═══ DATA SHOWN
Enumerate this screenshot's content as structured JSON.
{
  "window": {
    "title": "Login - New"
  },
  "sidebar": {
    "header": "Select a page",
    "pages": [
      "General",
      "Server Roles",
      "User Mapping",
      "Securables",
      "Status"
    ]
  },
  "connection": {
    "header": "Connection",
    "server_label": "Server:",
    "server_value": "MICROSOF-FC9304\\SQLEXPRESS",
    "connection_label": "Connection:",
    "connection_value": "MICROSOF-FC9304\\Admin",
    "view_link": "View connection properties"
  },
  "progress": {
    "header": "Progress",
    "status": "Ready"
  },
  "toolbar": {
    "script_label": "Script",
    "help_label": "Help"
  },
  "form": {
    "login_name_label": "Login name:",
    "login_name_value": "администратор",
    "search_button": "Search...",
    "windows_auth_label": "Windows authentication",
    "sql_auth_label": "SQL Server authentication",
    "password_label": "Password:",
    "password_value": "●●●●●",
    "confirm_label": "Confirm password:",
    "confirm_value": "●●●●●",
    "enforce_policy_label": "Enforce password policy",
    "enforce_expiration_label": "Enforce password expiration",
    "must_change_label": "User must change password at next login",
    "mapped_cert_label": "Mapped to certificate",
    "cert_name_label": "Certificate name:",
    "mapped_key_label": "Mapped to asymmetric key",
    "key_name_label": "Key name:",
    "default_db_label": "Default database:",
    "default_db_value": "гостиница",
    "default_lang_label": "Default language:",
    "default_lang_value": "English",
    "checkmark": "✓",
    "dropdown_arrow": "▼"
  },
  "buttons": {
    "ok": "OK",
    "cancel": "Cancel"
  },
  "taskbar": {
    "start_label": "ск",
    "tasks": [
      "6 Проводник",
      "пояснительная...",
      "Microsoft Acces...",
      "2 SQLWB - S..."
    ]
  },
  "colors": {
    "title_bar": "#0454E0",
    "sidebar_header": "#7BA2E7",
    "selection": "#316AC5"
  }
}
══════
TASK DESCRIPTION:
Print out the whole listing exactly as it appears.

OUTPUT FOR THIS TASK:
Enumerate this screenshot's content as structured JSON.
{
  "window": {
    "title": "Login - New"
  },
  "sidebar": {
    "header": "Select a page",
    "pages": [
      "General",
      "Server Roles",
      "User Mapping",
      "Securables",
      "Status"
    ]
  },
  "connection": {
    "header": "Connection",
    "server_label": "Server:",
    "server_value": "MICROSOF-FC9304\\SQLEXPRESS",
    "connection_label": "Connection:",
    "connection_value": "MICROSOF-FC9304\\Admin",
    "view_link": "View connection properties"
  },
  "progress": {
    "header": "Progress",
    "status": "Ready"
  },
  "toolbar": {
    "script_label": "Script",
    "help_label": "Help"
  },
  "form": {
    "login_name_label": "Login name:",
    "login_name_value": "администратор",
    "search_button": "Search...",
    "windows_auth_label": "Windows authentication",
    "sql_auth_label": "SQL Server authentication",
    "password_label": "Password:",
    "password_value": "●●●●●",
    "confirm_label": "Confirm password:",
    "confirm_value": "●●●●●",
    "enforce_policy_label": "Enforce password policy",
    "enforce_expiration_label": "Enforce password expiration",
    "must_change_label": "User must change password at next login",
    "mapped_cert_label": "Mapped to certificate",
    "cert_name_label": "Certificate name:",
    "mapped_key_label": "Mapped to asymmetric key",
    "key_name_label": "Key name:",
    "default_db_label": "Default database:",
    "default_db_value": "гостиница",
    "default_lang_label": "Default language:",
    "default_lang_value": "English",
    "checkmark": "✓",
    "dropdown_arrow": "▼"
  },
  "buttons": {
    "ok": "OK",
    "cancel": "Cancel"
  },
  "taskbar": {
    "start_label": "ск",
    "tasks": [
      "6 Проводник",
      "пояснительная...",
      "Microsoft Acces...",
      "2 SQLWB - S..."
    ]
  },
  "colors": {
    "title_bar": "#0454E0",
    "sidebar_header": "#7BA2E7",
    "selection": "#316AC5"
  }
}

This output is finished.